• _Exercise_
Among the lines listed below, count those that include the string "text", and state only the count.

• _Available records_
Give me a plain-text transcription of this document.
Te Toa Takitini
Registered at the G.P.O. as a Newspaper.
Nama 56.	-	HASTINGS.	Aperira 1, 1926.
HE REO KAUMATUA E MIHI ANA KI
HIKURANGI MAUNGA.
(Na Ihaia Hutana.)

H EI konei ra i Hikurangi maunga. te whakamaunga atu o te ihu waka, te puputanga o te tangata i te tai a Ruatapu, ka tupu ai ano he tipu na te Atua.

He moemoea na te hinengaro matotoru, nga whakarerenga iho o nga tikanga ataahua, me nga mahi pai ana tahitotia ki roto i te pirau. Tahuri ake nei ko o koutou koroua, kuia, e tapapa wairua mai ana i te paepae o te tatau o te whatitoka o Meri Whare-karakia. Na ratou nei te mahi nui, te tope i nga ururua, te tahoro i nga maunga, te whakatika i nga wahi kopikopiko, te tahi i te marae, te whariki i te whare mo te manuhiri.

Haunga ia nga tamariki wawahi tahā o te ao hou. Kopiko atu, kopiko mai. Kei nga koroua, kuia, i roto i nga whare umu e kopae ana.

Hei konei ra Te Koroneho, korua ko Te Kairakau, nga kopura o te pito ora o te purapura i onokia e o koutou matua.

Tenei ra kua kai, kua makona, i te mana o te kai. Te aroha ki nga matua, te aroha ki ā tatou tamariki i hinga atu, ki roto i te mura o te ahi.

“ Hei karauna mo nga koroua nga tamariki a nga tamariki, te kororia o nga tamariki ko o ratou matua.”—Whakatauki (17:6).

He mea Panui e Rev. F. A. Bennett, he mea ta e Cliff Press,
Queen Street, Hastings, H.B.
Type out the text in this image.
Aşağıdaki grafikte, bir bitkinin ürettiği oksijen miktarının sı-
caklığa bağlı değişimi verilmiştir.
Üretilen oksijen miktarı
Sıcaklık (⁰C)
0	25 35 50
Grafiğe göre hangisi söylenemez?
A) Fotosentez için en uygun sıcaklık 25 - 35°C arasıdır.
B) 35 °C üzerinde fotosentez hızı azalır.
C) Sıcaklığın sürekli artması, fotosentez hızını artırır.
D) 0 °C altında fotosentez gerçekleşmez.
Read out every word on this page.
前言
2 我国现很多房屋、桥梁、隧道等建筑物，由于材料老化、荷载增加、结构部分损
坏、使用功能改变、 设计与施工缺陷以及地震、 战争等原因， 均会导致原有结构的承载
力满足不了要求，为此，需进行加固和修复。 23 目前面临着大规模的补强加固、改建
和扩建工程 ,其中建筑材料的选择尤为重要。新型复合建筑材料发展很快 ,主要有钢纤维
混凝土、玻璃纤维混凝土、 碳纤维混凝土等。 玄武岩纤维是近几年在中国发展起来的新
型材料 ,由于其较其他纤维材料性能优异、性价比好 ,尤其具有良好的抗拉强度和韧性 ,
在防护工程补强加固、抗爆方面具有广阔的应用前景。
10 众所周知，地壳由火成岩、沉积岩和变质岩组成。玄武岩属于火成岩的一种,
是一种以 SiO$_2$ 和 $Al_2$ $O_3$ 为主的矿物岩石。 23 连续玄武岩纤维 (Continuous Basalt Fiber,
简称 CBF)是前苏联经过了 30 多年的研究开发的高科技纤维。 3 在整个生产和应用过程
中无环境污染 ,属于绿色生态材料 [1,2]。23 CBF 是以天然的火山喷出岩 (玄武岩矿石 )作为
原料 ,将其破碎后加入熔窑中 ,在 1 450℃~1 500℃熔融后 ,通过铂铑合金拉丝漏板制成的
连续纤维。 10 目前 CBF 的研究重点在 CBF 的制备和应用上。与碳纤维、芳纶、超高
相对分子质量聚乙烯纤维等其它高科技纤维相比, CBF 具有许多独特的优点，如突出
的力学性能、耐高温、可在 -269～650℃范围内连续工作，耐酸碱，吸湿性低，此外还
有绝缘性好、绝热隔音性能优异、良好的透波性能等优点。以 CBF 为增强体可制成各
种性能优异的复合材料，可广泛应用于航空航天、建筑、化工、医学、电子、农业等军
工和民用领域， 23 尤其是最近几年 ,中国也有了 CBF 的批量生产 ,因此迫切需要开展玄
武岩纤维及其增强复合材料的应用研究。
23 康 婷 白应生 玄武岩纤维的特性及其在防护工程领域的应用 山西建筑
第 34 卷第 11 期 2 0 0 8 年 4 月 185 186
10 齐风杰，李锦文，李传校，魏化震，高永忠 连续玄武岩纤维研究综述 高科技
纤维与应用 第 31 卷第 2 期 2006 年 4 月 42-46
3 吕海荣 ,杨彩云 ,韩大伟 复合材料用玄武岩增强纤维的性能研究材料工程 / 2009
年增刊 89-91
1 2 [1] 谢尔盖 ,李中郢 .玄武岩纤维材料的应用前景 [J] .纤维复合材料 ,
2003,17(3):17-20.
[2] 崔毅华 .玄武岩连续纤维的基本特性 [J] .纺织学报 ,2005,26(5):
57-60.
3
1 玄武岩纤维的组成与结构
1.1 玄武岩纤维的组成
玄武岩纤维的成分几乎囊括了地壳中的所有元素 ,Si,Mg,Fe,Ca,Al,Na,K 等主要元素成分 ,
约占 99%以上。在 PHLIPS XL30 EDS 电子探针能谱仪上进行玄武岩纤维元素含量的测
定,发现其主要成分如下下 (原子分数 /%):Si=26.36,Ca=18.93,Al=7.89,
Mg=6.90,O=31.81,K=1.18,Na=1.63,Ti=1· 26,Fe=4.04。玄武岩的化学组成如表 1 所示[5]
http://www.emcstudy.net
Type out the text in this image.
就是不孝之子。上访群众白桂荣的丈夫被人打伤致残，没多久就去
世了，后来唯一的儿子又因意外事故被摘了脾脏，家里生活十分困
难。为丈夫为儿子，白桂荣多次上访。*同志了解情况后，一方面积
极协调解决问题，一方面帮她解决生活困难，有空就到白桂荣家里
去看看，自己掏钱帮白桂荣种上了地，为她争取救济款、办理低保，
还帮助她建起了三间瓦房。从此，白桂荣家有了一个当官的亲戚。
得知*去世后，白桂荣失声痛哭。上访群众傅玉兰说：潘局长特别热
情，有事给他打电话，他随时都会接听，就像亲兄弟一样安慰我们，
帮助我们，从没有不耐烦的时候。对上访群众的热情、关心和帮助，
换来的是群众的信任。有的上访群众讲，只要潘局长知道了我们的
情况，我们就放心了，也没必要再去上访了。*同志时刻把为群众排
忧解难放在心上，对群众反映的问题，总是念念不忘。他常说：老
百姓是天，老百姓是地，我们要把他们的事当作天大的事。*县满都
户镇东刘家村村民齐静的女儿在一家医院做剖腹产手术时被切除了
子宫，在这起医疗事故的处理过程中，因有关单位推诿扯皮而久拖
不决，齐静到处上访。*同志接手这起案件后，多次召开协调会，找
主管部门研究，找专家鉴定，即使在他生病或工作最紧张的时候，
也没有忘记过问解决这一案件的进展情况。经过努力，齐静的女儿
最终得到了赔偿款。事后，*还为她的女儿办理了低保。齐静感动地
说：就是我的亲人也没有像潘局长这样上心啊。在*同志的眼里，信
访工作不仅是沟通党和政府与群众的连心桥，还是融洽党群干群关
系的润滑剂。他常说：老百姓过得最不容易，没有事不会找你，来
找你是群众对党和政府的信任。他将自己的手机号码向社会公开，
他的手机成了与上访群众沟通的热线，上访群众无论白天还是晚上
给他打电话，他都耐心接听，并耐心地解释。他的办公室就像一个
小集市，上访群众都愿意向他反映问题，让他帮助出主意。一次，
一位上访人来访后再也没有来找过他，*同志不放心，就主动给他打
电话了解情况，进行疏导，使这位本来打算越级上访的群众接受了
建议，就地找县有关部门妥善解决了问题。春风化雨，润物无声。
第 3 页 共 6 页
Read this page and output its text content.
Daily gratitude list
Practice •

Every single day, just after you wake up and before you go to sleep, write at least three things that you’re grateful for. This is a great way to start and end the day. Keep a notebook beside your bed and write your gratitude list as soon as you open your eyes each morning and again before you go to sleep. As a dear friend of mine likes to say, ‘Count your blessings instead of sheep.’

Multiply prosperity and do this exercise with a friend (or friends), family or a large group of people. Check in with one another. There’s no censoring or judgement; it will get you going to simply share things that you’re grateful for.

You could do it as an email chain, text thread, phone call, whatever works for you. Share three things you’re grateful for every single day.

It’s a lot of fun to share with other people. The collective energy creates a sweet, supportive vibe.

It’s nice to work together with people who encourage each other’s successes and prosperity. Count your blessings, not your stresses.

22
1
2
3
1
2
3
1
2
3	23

• _Solution for this task_
5